» What you need to do
Copy out lines with the word "Técnico" from the material that follows.

[Records excerpted from a collection]
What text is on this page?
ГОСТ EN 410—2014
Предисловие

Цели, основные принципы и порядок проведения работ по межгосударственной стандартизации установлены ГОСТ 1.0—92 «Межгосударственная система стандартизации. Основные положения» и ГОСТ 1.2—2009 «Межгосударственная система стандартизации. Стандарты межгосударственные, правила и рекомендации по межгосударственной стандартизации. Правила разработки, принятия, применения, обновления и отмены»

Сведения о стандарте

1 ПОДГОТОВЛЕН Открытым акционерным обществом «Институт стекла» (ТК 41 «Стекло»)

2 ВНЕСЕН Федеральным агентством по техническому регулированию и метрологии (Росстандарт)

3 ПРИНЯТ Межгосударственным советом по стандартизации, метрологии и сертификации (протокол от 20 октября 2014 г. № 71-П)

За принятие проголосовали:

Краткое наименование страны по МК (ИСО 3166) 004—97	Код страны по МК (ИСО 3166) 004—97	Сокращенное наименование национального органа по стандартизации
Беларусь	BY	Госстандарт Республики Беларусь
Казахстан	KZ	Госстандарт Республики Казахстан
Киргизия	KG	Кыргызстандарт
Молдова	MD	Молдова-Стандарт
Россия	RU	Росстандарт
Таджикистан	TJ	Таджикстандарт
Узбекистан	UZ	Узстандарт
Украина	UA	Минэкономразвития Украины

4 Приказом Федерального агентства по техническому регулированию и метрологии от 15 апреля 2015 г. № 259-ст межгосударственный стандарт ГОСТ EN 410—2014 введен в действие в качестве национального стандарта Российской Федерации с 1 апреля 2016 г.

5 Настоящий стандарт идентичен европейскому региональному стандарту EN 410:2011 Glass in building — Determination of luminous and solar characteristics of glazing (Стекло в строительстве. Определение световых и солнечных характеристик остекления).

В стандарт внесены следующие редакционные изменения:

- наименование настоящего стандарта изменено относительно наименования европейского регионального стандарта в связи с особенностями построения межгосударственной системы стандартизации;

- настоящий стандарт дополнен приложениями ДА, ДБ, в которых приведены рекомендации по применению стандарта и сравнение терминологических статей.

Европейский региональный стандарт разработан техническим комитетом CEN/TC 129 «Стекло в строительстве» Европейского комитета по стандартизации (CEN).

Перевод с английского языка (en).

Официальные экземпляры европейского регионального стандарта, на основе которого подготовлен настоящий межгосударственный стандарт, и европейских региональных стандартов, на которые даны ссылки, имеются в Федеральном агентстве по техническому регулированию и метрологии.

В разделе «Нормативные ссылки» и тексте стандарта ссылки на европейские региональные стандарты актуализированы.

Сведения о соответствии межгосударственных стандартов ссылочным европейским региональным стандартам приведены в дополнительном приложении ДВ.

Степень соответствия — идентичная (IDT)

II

...

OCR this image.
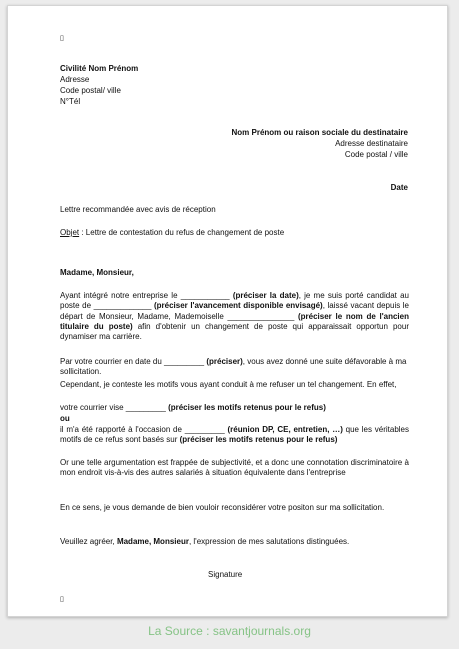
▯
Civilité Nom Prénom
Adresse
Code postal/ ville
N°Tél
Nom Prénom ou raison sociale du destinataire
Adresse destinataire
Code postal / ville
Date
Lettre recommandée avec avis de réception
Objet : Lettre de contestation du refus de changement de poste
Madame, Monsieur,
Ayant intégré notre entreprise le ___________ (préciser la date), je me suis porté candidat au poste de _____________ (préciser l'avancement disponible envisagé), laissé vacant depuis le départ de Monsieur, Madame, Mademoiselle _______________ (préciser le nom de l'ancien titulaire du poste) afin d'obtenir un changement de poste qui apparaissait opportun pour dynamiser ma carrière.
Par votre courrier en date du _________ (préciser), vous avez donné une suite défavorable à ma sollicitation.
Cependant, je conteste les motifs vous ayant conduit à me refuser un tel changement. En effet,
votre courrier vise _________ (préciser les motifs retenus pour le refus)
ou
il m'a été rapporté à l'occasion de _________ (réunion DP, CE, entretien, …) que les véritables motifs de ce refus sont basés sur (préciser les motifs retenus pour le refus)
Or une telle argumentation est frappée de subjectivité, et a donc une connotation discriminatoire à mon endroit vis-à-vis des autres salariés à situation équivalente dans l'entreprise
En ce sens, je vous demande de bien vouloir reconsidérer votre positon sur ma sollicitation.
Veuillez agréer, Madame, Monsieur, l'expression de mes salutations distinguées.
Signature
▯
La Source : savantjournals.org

==

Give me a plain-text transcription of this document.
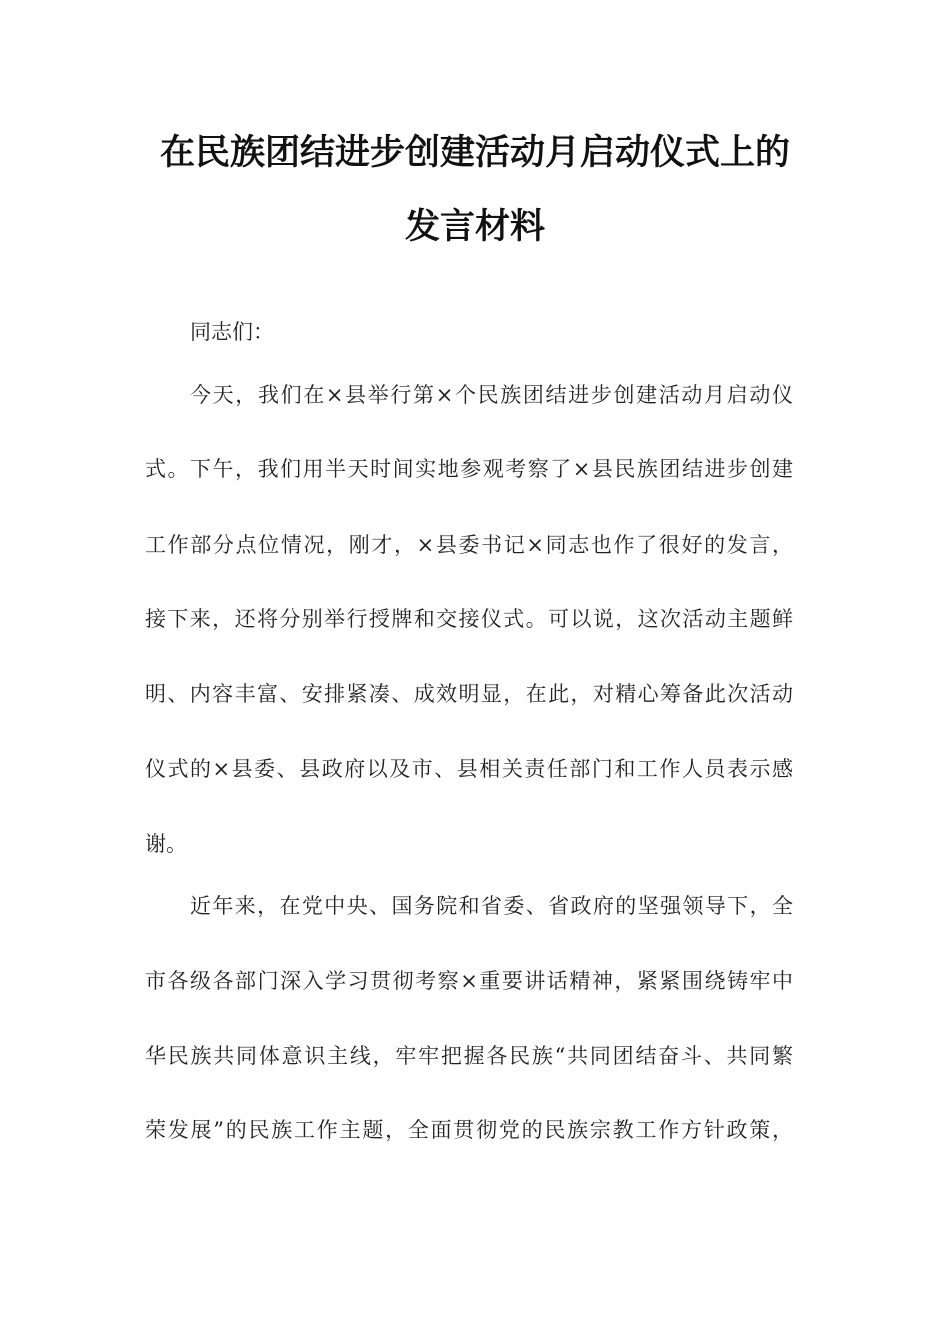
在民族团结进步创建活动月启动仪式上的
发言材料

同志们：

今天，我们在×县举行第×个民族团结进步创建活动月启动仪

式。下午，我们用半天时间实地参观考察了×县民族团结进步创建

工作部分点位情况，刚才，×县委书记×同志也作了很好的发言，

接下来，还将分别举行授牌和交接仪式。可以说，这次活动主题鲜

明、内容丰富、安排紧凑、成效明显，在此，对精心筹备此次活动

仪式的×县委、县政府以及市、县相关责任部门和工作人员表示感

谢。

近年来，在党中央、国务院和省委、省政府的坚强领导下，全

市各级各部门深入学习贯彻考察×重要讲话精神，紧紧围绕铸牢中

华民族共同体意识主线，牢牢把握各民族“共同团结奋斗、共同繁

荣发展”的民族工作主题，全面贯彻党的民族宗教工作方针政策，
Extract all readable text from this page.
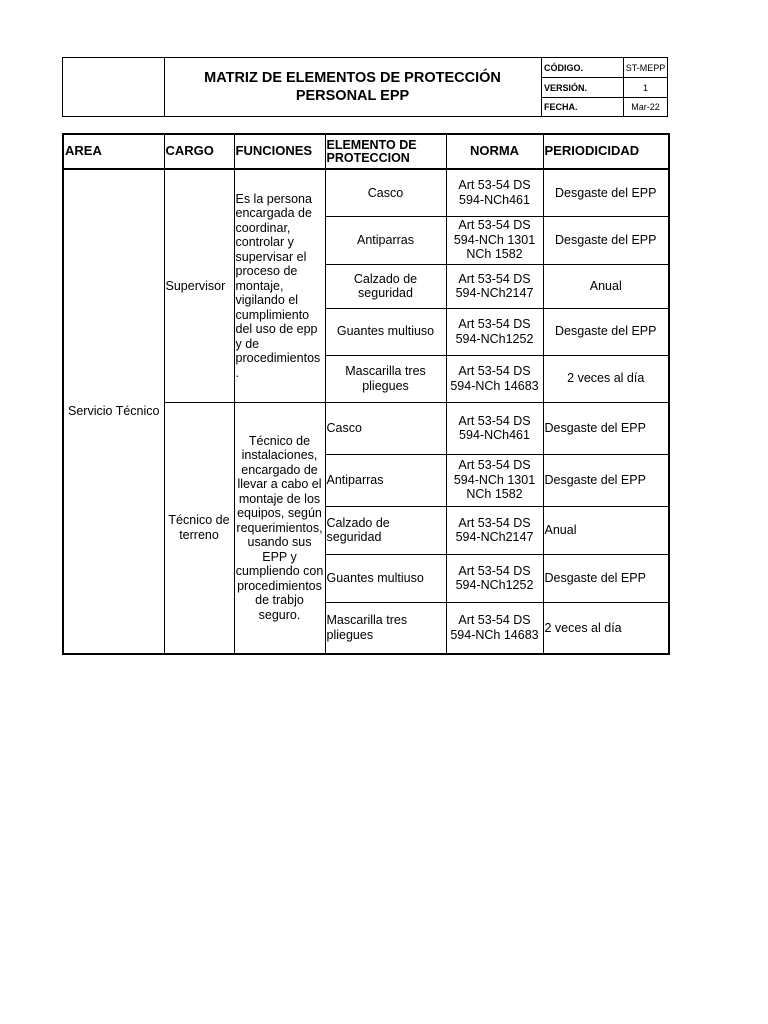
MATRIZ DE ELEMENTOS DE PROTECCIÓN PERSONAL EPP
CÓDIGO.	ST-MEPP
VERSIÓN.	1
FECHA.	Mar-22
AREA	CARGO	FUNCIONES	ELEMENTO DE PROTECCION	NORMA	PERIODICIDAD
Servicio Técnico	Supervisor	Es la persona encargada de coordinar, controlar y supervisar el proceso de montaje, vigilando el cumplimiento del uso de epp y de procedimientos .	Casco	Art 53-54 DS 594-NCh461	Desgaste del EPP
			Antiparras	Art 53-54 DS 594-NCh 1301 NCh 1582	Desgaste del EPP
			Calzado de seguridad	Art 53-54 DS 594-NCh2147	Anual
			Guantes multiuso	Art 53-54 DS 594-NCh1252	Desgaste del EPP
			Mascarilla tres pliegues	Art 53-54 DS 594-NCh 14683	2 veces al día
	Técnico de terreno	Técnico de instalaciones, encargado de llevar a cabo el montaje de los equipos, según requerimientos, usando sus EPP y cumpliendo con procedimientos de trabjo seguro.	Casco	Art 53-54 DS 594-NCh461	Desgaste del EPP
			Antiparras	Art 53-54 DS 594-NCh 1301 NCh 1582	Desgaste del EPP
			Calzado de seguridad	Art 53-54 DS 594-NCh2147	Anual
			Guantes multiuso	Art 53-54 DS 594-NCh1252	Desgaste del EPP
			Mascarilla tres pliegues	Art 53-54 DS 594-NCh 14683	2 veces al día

» Full response
Servicio Técnico	Supervisor	Es la persona encargada de coordinar, controlar y supervisar el proceso de montaje, vigilando el cumplimiento del uso de epp y de procedimientos .	Casco	Art 53-54 DS 594-NCh461	Desgaste del EPP
	Técnico de terreno	Técnico de instalaciones, encargado de llevar a cabo el montaje de los equipos, según requerimientos, usando sus EPP y cumpliendo con procedimientos de trabjo seguro.	Casco	Art 53-54 DS 594-NCh461	Desgaste del EPP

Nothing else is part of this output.